PROMPT: Give only the count of lines containing "minutes".

WORKING DATA:
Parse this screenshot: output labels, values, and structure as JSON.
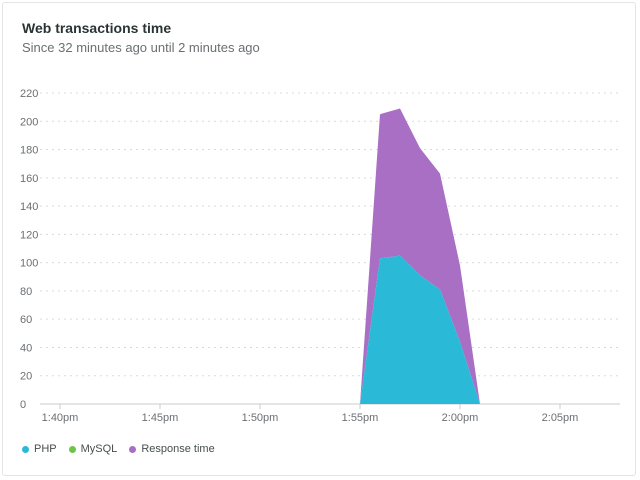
{
  "header": {
    "title": "Web transactions time",
    "subtitle": "Since 32 minutes ago until 2 minutes ago"
  },
  "colors": {
    "php": "#2bb9d8",
    "mysql": "#6cc644",
    "response": "#a86fc4",
    "grid": "#d9dcdc",
    "tick_text": "#6b6f72"
  },
  "legend": [
    {
      "label": "PHP",
      "color": "#2bb9d8"
    },
    {
      "label": "MySQL",
      "color": "#6cc644"
    },
    {
      "label": "Response time",
      "color": "#a86fc4"
    }
  ],
  "chart_data": {
    "type": "area",
    "title": "Web transactions time",
    "subtitle": "Since 32 minutes ago until 2 minutes ago",
    "x_ticks": [
      "1:40pm",
      "1:45pm",
      "1:50pm",
      "1:55pm",
      "2:00pm",
      "2:05pm"
    ],
    "y_ticks": [
      0,
      20,
      40,
      60,
      80,
      100,
      120,
      140,
      160,
      180,
      200,
      220
    ],
    "ylim": [
      0,
      220
    ],
    "xlim": [
      "1:39pm",
      "2:08pm"
    ],
    "grid": true,
    "stacked": true,
    "legend_position": "bottom-left",
    "x": [
      "1:55pm",
      "1:56pm",
      "1:57pm",
      "1:58pm",
      "1:59pm",
      "2:00pm",
      "2:01pm"
    ],
    "series": [
      {
        "name": "PHP",
        "values": [
          0,
          103,
          105,
          91,
          81,
          44,
          0
        ]
      },
      {
        "name": "MySQL",
        "values": [
          0,
          0,
          0,
          0,
          0,
          0,
          0
        ]
      },
      {
        "name": "Response time",
        "values": [
          0,
          102,
          104,
          90,
          82,
          54,
          0
        ]
      }
    ]
  }
}
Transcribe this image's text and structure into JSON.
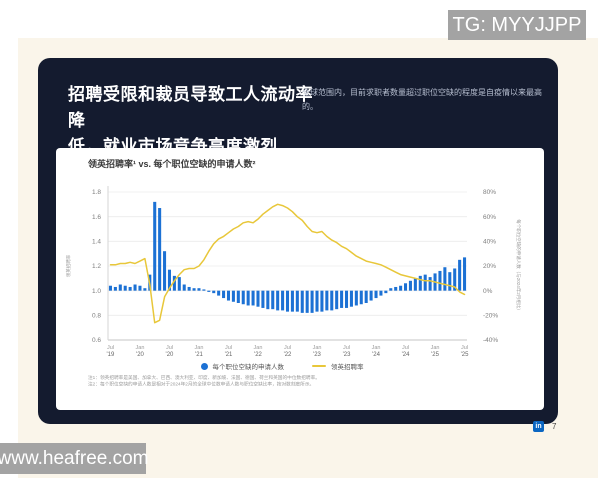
{
  "watermark_top": "TG: MYYJJPP",
  "watermark_bottom": "www.heafree.com",
  "slide": {
    "title_lines": [
      "招聘受限和裁员导致工人流动率降",
      "低，就业市场竞争高度激烈"
    ],
    "subtitle": "全球范围内，目前求职者数量超过职位空缺的程度是自疫情以来最高的。",
    "page_number": "7",
    "linkedin_badge": "in"
  },
  "chart_card": {
    "title": "领英招聘率¹ vs. 每个职位空缺的申请人数²",
    "footnotes": [
      "注1：领英招聘率是美国、加拿大、巴西、澳大利亚、印度、新加坡、法国、德国、荷兰和英国的中位数招聘率。",
      "注2：每个职位空缺的申请人数是相对于2024年2月的全球中位数申请人数与职位空缺比率，按对数刻度所示。"
    ]
  },
  "chart_data": {
    "type": "bar+line",
    "title": "领英招聘率¹ vs. 每个职位空缺的申请人数²",
    "grid": true,
    "legend_position": "bottom",
    "left_axis": {
      "label": "领英招聘率",
      "min": 0.6,
      "max": 1.8,
      "ticks": [
        1.8,
        1.6,
        1.4,
        1.2,
        1.0,
        0.8,
        0.6
      ]
    },
    "right_axis": {
      "label": "每个职位空缺的申请人数（与2024年2月相比）",
      "min": -40,
      "max": 80,
      "unit": "%",
      "ticks": [
        80,
        60,
        40,
        20,
        0,
        -20,
        -40
      ]
    },
    "x_ticks": [
      {
        "index": 0,
        "top": "Jul",
        "bottom": "'19"
      },
      {
        "index": 6,
        "top": "Jan",
        "bottom": "'20"
      },
      {
        "index": 12,
        "top": "Jul",
        "bottom": "'20"
      },
      {
        "index": 18,
        "top": "Jan",
        "bottom": "'21"
      },
      {
        "index": 24,
        "top": "Jul",
        "bottom": "'21"
      },
      {
        "index": 30,
        "top": "Jan",
        "bottom": "'22"
      },
      {
        "index": 36,
        "top": "Jul",
        "bottom": "'22"
      },
      {
        "index": 42,
        "top": "Jan",
        "bottom": "'23"
      },
      {
        "index": 48,
        "top": "Jul",
        "bottom": "'23"
      },
      {
        "index": 54,
        "top": "Jan",
        "bottom": "'24"
      },
      {
        "index": 60,
        "top": "Jul",
        "bottom": "'24"
      },
      {
        "index": 66,
        "top": "Jan",
        "bottom": "'25"
      },
      {
        "index": 72,
        "top": "Jul",
        "bottom": "'25"
      }
    ],
    "series": [
      {
        "name": "每个职位空缺的申请人数",
        "type": "bar",
        "axis": "right",
        "color": "#1c71d4",
        "values": [
          4,
          3,
          5,
          4,
          3,
          5,
          4,
          2,
          13,
          72,
          67,
          32,
          17,
          12,
          11,
          5,
          3,
          2,
          2,
          1,
          -1,
          -2,
          -4,
          -6,
          -8,
          -9,
          -10,
          -11,
          -12,
          -12,
          -13,
          -14,
          -15,
          -15,
          -16,
          -16,
          -17,
          -17,
          -17,
          -18,
          -18,
          -18,
          -17,
          -17,
          -16,
          -16,
          -15,
          -14,
          -14,
          -13,
          -12,
          -11,
          -10,
          -8,
          -6,
          -4,
          -2,
          2,
          3,
          4,
          6,
          8,
          10,
          12,
          13,
          11,
          14,
          16,
          19,
          15,
          18,
          25,
          27
        ]
      },
      {
        "name": "领英招聘率",
        "type": "line",
        "axis": "left",
        "color": "#e8c73a",
        "values": [
          1.21,
          1.21,
          1.22,
          1.22,
          1.23,
          1.22,
          1.24,
          1.26,
          1.05,
          0.74,
          0.76,
          0.95,
          1.02,
          1.08,
          1.13,
          1.17,
          1.18,
          1.18,
          1.2,
          1.25,
          1.32,
          1.38,
          1.42,
          1.44,
          1.47,
          1.5,
          1.52,
          1.55,
          1.56,
          1.55,
          1.58,
          1.62,
          1.65,
          1.68,
          1.7,
          1.69,
          1.67,
          1.64,
          1.6,
          1.57,
          1.52,
          1.48,
          1.47,
          1.48,
          1.44,
          1.41,
          1.39,
          1.36,
          1.34,
          1.31,
          1.28,
          1.26,
          1.24,
          1.23,
          1.22,
          1.21,
          1.19,
          1.17,
          1.15,
          1.13,
          1.12,
          1.11,
          1.1,
          1.09,
          1.08,
          1.08,
          1.07,
          1.06,
          1.05,
          1.04,
          1.03,
          0.99,
          0.97
        ]
      }
    ]
  }
}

THE ANSWER: 2